## Data for this task
------------------------------------------------------------------------

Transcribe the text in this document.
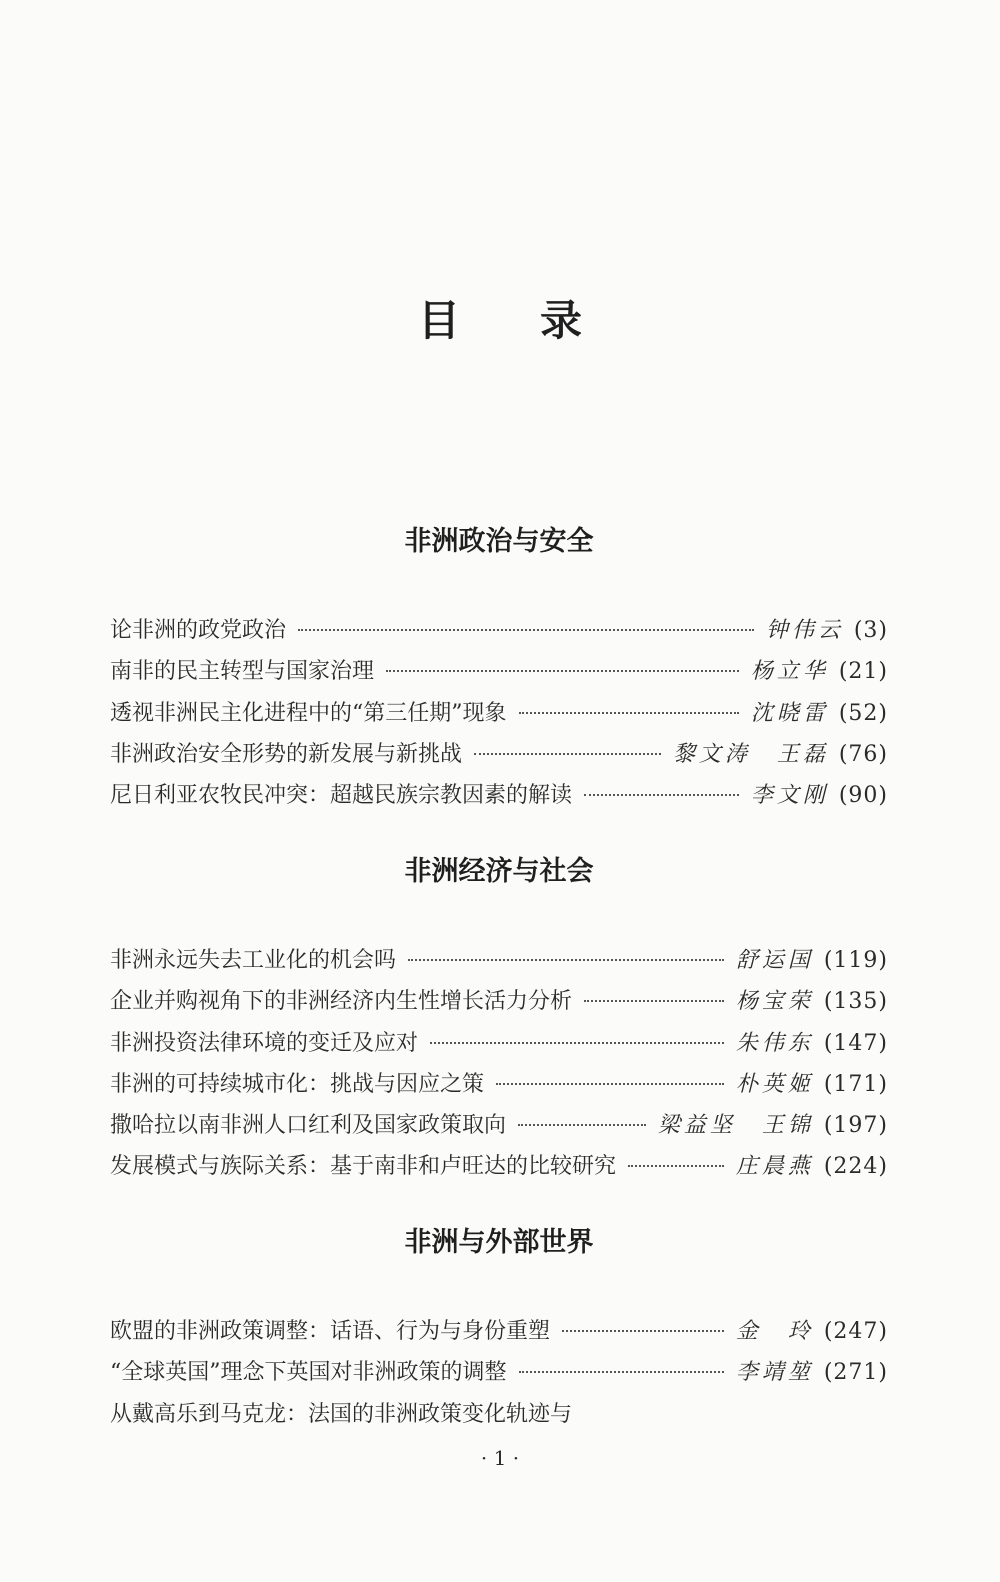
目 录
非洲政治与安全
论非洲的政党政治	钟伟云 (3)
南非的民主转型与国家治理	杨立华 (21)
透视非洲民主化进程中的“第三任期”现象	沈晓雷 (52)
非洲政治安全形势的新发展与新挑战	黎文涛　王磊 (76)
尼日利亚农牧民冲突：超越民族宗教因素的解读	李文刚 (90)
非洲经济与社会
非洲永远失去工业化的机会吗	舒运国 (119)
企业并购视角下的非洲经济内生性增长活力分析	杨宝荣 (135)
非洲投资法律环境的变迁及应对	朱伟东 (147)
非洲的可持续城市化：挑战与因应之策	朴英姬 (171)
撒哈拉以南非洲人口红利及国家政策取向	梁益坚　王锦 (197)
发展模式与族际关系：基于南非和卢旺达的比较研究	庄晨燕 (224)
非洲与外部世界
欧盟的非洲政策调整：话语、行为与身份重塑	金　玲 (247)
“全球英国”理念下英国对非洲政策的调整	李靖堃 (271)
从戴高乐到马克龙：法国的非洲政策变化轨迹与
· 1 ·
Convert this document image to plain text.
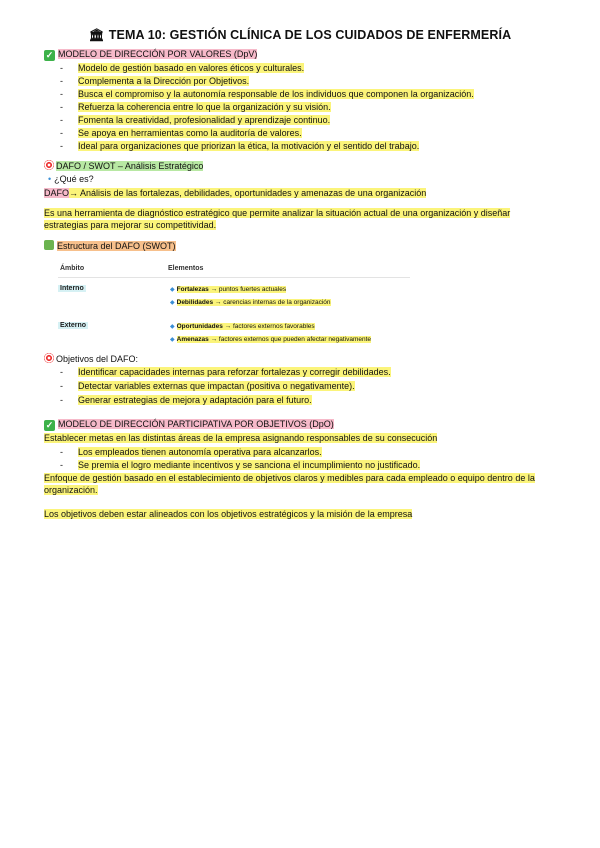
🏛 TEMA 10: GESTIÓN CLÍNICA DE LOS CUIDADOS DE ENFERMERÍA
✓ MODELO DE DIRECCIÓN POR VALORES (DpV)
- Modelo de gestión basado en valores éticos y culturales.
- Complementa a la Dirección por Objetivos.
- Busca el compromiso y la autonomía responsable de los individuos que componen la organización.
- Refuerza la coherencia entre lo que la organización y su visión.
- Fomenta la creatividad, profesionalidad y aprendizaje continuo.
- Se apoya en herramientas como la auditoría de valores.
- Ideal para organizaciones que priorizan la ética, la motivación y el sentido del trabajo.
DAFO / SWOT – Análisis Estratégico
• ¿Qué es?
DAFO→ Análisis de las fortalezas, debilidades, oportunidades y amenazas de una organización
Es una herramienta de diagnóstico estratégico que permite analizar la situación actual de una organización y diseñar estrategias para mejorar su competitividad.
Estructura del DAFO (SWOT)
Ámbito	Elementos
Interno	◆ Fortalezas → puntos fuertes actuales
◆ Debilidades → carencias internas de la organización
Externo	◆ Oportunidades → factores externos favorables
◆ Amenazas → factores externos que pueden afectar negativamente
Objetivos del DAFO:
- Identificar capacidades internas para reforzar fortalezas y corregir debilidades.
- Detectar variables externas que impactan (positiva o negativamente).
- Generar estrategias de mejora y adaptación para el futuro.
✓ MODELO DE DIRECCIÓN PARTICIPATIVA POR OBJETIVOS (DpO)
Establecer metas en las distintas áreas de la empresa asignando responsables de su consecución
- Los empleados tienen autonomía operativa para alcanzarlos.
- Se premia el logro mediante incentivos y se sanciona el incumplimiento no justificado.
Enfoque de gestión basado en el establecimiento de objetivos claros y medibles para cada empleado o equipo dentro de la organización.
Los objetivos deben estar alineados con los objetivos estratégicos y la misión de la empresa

------------------------------------------------------------------------

Copy every line of the data that holds the string "DAFO".

## Answer to the task
DAFO / SWOT – Análisis Estratégico
DAFO→ Análisis de las fortalezas, debilidades, oportunidades y amenazas de una organización
Estructura del DAFO (SWOT)
Objetivos del DAFO:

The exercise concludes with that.